To do:
Write out the data below in full, unchanged, minus the images.
>> begin Supplied material
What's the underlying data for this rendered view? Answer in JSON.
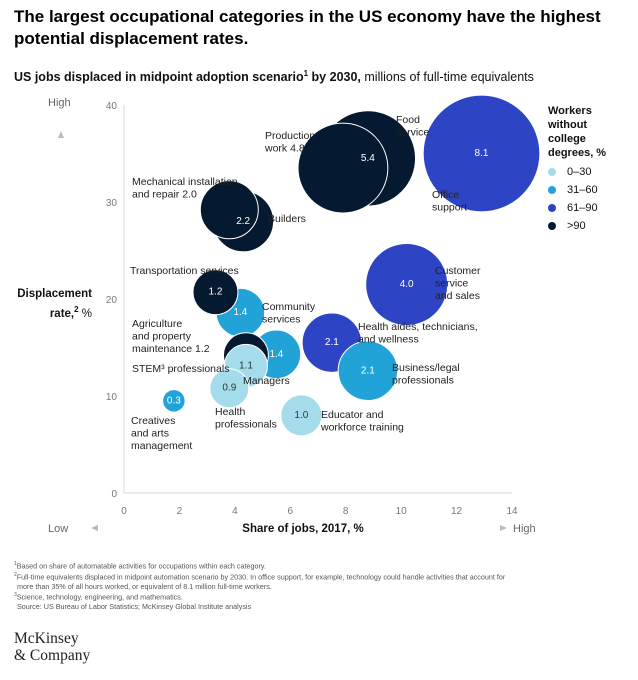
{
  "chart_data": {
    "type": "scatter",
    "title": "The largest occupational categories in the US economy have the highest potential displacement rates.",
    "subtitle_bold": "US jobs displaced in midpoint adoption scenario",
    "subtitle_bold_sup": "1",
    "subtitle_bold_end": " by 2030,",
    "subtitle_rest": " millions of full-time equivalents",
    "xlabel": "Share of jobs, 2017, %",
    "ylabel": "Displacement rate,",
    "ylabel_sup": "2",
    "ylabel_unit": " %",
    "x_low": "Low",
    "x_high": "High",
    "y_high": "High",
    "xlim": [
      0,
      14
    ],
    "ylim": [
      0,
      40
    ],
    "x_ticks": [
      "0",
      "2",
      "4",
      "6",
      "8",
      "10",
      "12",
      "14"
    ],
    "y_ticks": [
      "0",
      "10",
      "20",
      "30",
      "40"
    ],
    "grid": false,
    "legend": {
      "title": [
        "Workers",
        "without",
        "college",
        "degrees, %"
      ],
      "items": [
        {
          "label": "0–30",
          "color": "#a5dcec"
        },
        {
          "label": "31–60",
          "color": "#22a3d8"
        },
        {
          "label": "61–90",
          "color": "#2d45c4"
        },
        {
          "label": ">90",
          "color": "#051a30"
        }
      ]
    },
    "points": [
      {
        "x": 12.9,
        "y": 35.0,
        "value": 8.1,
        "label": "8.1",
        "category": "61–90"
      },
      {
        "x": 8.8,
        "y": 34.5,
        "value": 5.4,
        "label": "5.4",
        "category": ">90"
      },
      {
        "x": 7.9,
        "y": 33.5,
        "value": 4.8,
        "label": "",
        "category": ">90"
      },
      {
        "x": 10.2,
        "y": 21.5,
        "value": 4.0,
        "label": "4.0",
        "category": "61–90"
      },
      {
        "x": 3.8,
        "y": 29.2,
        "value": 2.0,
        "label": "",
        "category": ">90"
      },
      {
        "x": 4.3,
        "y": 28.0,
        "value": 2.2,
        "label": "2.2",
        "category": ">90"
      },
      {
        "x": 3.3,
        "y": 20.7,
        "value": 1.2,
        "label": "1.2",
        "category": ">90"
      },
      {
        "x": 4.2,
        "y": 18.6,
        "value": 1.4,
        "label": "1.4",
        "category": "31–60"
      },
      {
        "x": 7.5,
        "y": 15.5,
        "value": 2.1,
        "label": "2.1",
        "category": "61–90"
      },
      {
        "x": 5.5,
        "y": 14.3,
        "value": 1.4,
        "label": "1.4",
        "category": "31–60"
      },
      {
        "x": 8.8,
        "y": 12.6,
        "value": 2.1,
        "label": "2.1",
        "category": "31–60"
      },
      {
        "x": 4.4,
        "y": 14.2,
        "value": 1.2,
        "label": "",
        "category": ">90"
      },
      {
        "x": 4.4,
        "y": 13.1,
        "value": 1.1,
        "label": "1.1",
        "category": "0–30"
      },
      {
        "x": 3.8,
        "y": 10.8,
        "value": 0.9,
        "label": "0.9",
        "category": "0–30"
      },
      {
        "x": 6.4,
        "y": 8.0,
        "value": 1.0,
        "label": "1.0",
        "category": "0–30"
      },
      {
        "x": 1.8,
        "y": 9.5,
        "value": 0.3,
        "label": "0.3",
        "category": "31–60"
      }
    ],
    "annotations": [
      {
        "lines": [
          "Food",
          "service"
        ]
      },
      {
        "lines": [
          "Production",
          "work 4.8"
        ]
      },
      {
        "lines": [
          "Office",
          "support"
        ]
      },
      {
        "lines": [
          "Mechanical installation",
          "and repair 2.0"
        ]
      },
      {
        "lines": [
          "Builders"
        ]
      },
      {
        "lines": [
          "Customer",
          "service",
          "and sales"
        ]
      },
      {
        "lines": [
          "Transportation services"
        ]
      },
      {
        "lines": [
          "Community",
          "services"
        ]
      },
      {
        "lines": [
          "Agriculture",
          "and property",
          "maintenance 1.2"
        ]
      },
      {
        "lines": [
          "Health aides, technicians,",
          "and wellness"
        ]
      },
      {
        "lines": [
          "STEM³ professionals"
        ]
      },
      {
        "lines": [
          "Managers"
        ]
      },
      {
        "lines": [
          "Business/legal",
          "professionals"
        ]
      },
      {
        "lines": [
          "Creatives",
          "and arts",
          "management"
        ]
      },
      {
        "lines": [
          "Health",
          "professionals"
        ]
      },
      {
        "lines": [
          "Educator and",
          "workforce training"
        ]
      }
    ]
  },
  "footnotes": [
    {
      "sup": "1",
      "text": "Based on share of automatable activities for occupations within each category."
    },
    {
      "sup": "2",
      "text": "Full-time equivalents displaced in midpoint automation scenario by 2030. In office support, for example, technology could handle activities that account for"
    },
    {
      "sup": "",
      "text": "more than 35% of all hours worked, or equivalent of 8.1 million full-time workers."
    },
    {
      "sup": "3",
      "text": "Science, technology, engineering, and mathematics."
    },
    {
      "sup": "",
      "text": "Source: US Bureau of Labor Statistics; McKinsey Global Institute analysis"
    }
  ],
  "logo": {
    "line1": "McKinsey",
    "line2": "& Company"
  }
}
>> end Supplied material
The response:
What's the underlying data for this rendered view? Answer in JSON.
{
  "chart_data": {
    "type": "scatter",
    "title": "The largest occupational categories in the US economy have the highest potential displacement rates.",
    "subtitle_bold": "US jobs displaced in midpoint adoption scenario",
    "subtitle_bold_sup": "1",
    "subtitle_bold_end": " by 2030,",
    "subtitle_rest": " millions of full-time equivalents",
    "xlabel": "Share of jobs, 2017, %",
    "ylabel": "Displacement rate,",
    "ylabel_sup": "2",
    "ylabel_unit": " %",
    "x_low": "Low",
    "x_high": "High",
    "y_high": "High",
    "xlim": [
      0,
      14
    ],
    "ylim": [
      0,
      40
    ],
    "x_ticks": [
      "0",
      "2",
      "4",
      "6",
      "8",
      "10",
      "12",
      "14"
    ],
    "y_ticks": [
      "0",
      "10",
      "20",
      "30",
      "40"
    ],
    "grid": false,
    "legend": {
      "title": [
        "Workers",
        "without",
        "college",
        "degrees, %"
      ],
      "items": [
        {
          "label": "0–30",
          "color": "#a5dcec"
        },
        {
          "label": "31–60",
          "color": "#22a3d8"
        },
        {
          "label": "61–90",
          "color": "#2d45c4"
        },
        {
          "label": ">90",
          "color": "#051a30"
        }
      ]
    },
    "points": [
      {
        "x": 12.9,
        "y": 35.0,
        "value": 8.1,
        "label": "8.1",
        "category": "61–90"
      },
      {
        "x": 8.8,
        "y": 34.5,
        "value": 5.4,
        "label": "5.4",
        "category": ">90"
      },
      {
        "x": 7.9,
        "y": 33.5,
        "value": 4.8,
        "label": "",
        "category": ">90"
      },
      {
        "x": 10.2,
        "y": 21.5,
        "value": 4.0,
        "label": "4.0",
        "category": "61–90"
      },
      {
        "x": 3.8,
        "y": 29.2,
        "value": 2.0,
        "label": "",
        "category": ">90"
      },
      {
        "x": 4.3,
        "y": 28.0,
        "value": 2.2,
        "label": "2.2",
        "category": ">90"
      },
      {
        "x": 3.3,
        "y": 20.7,
        "value": 1.2,
        "label": "1.2",
        "category": ">90"
      },
      {
        "x": 4.2,
        "y": 18.6,
        "value": 1.4,
        "label": "1.4",
        "category": "31–60"
      },
      {
        "x": 7.5,
        "y": 15.5,
        "value": 2.1,
        "label": "2.1",
        "category": "61–90"
      },
      {
        "x": 5.5,
        "y": 14.3,
        "value": 1.4,
        "label": "1.4",
        "category": "31–60"
      },
      {
        "x": 8.8,
        "y": 12.6,
        "value": 2.1,
        "label": "2.1",
        "category": "31–60"
      },
      {
        "x": 4.4,
        "y": 14.2,
        "value": 1.2,
        "label": "",
        "category": ">90"
      },
      {
        "x": 4.4,
        "y": 13.1,
        "value": 1.1,
        "label": "1.1",
        "category": "0–30"
      },
      {
        "x": 3.8,
        "y": 10.8,
        "value": 0.9,
        "label": "0.9",
        "category": "0–30"
      },
      {
        "x": 6.4,
        "y": 8.0,
        "value": 1.0,
        "label": "1.0",
        "category": "0–30"
      },
      {
        "x": 1.8,
        "y": 9.5,
        "value": 0.3,
        "label": "0.3",
        "category": "31–60"
      }
    ],
    "annotations": [
      {
        "lines": [
          "Food",
          "service"
        ]
      },
      {
        "lines": [
          "Production",
          "work 4.8"
        ]
      },
      {
        "lines": [
          "Office",
          "support"
        ]
      },
      {
        "lines": [
          "Mechanical installation",
          "and repair 2.0"
        ]
      },
      {
        "lines": [
          "Builders"
        ]
      },
      {
        "lines": [
          "Customer",
          "service",
          "and sales"
        ]
      },
      {
        "lines": [
          "Transportation services"
        ]
      },
      {
        "lines": [
          "Community",
          "services"
        ]
      },
      {
        "lines": [
          "Agriculture",
          "and property",
          "maintenance 1.2"
        ]
      },
      {
        "lines": [
          "Health aides, technicians,",
          "and wellness"
        ]
      },
      {
        "lines": [
          "STEM³ professionals"
        ]
      },
      {
        "lines": [
          "Managers"
        ]
      },
      {
        "lines": [
          "Business/legal",
          "professionals"
        ]
      },
      {
        "lines": [
          "Creatives",
          "and arts",
          "management"
        ]
      },
      {
        "lines": [
          "Health",
          "professionals"
        ]
      },
      {
        "lines": [
          "Educator and",
          "workforce training"
        ]
      }
    ]
  },
  "footnotes": [
    {
      "sup": "1",
      "text": "Based on share of automatable activities for occupations within each category."
    },
    {
      "sup": "2",
      "text": "Full-time equivalents displaced in midpoint automation scenario by 2030. In office support, for example, technology could handle activities that account for"
    },
    {
      "sup": "",
      "text": "more than 35% of all hours worked, or equivalent of 8.1 million full-time workers."
    },
    {
      "sup": "3",
      "text": "Science, technology, engineering, and mathematics."
    },
    {
      "sup": "",
      "text": "Source: US Bureau of Labor Statistics; McKinsey Global Institute analysis"
    }
  ],
  "logo": {
    "line1": "McKinsey",
    "line2": "& Company"
  }
}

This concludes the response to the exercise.